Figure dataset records
+--
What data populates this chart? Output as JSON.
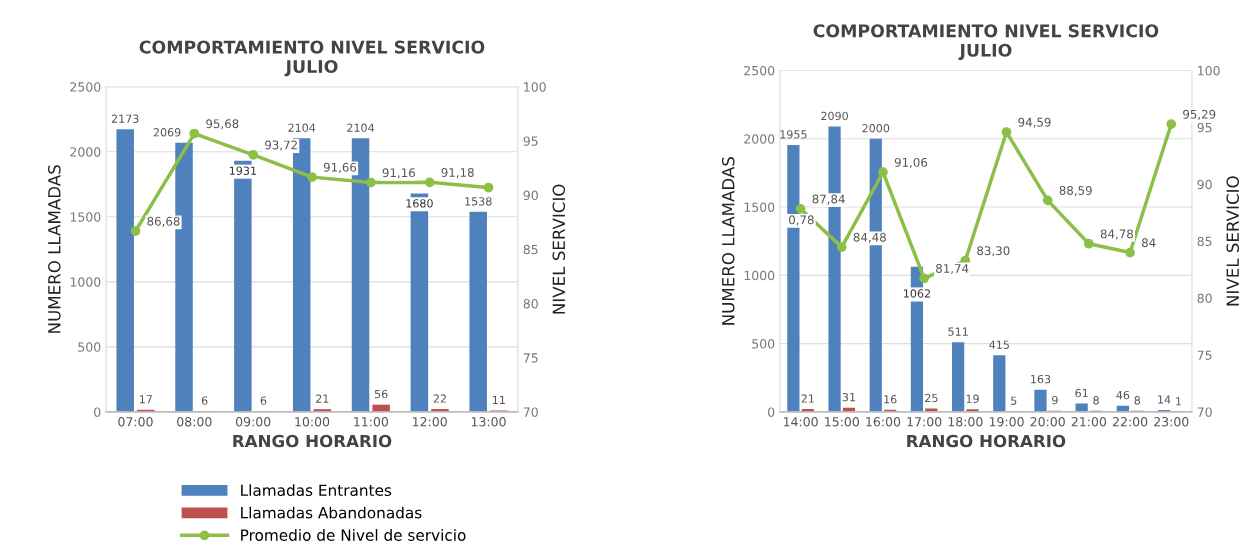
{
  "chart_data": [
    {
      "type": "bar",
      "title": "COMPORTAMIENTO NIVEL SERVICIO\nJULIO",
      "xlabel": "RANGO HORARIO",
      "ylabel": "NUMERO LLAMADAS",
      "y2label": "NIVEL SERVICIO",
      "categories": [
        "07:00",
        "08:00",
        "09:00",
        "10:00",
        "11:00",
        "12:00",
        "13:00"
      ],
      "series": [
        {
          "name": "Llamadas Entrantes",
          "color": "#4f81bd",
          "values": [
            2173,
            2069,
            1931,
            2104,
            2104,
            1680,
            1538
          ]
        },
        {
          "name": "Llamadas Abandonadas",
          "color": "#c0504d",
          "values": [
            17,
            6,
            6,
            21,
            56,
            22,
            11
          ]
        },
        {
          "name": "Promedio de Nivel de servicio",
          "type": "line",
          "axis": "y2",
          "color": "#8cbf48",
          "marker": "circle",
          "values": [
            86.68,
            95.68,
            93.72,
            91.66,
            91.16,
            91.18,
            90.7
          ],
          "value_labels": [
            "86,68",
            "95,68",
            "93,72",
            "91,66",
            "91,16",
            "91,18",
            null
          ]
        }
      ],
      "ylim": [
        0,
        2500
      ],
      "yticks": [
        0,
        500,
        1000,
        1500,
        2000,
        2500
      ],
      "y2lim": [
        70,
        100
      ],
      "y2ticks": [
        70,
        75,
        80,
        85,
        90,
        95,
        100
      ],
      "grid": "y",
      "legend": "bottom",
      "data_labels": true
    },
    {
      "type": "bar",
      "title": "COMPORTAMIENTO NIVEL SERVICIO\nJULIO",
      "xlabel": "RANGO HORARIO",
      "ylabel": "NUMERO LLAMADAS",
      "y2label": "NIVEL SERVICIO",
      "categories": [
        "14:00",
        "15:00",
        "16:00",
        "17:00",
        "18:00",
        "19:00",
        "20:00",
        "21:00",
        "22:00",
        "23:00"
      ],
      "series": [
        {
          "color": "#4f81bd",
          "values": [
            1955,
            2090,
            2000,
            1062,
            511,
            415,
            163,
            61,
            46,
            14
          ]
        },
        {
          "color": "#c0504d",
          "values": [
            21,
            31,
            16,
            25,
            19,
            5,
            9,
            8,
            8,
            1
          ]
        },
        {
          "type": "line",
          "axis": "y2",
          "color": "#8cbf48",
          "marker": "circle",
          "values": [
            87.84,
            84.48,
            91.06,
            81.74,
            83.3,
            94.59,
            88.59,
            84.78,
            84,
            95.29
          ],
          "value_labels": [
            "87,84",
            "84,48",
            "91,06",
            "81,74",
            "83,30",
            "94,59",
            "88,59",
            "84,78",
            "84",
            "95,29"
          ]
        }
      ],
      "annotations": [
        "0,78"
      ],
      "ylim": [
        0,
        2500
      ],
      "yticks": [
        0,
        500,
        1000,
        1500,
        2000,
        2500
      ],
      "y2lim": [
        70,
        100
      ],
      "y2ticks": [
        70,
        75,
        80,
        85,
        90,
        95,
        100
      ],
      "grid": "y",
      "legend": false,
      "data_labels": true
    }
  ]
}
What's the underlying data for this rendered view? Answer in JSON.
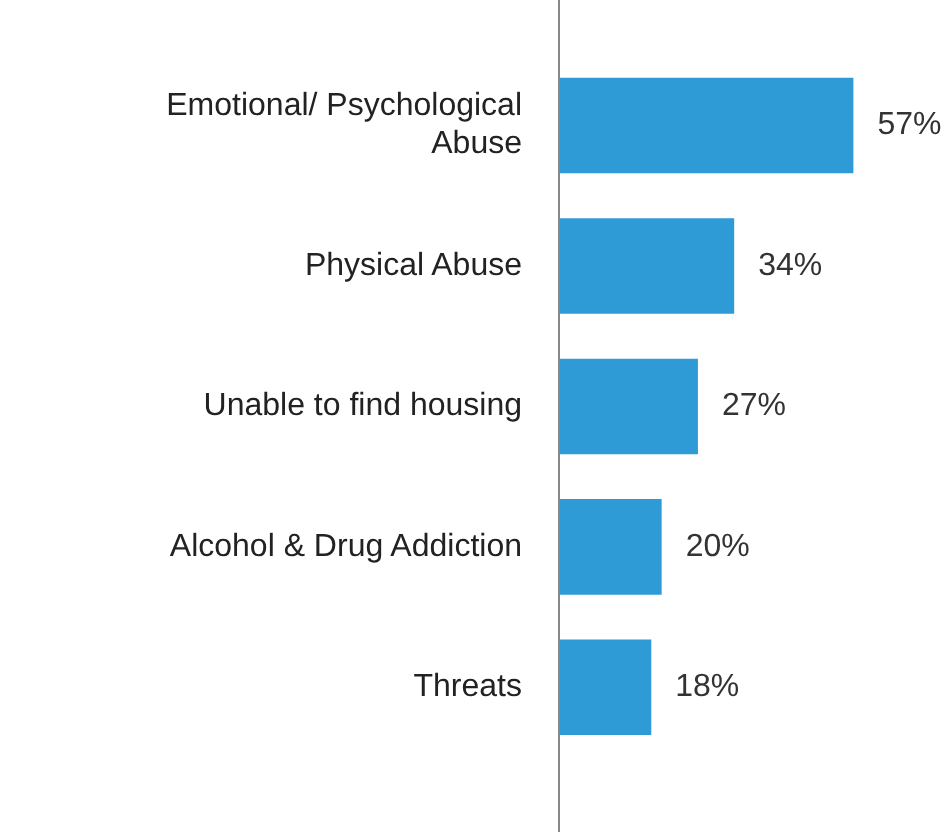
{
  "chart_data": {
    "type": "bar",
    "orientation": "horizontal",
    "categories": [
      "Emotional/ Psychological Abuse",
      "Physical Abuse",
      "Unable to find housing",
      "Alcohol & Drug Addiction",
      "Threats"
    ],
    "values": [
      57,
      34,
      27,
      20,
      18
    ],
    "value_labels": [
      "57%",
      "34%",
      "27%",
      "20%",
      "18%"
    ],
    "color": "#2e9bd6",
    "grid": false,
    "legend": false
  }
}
+--
* _PROBLEM_: Output only the lines running from the line with "What's the underlying" through the last line of the entries above, inclusive, with pictures excluded.

* _ANSWER TO THE PROBLEM_:
What's the underlying data for this rendered view? Answer in JSON.
{
  "chart_data": {
    "type": "bar",
    "orientation": "horizontal",
    "categories": [
      "Emotional/ Psychological Abuse",
      "Physical Abuse",
      "Unable to find housing",
      "Alcohol & Drug Addiction",
      "Threats"
    ],
    "values": [
      57,
      34,
      27,
      20,
      18
    ],
    "value_labels": [
      "57%",
      "34%",
      "27%",
      "20%",
      "18%"
    ],
    "color": "#2e9bd6",
    "grid": false,
    "legend": false
  }
}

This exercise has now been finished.